● Set exercise: Using the data beneath, show every line that includes the word "Items".
============================================================
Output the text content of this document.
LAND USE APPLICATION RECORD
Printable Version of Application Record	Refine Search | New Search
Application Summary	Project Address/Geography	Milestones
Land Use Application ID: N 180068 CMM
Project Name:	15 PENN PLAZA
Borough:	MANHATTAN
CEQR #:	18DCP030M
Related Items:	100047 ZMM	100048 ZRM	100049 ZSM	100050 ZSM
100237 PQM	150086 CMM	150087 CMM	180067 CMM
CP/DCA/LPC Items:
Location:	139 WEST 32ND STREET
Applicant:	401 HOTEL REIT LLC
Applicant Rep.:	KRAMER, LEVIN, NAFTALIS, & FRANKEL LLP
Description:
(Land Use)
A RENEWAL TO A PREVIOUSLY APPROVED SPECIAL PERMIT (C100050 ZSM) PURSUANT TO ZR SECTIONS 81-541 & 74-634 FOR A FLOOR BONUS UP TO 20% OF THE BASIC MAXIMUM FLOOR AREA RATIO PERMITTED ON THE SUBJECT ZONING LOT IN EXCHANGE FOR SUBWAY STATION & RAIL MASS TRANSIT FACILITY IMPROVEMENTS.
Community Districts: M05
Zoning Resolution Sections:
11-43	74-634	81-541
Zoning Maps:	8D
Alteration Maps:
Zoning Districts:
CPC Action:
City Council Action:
============================================================
● Expected answer:
Related Items:	100047 ZMM	100048 ZRM	100049 ZSM	100050 ZSM
CP/DCA/LPC Items:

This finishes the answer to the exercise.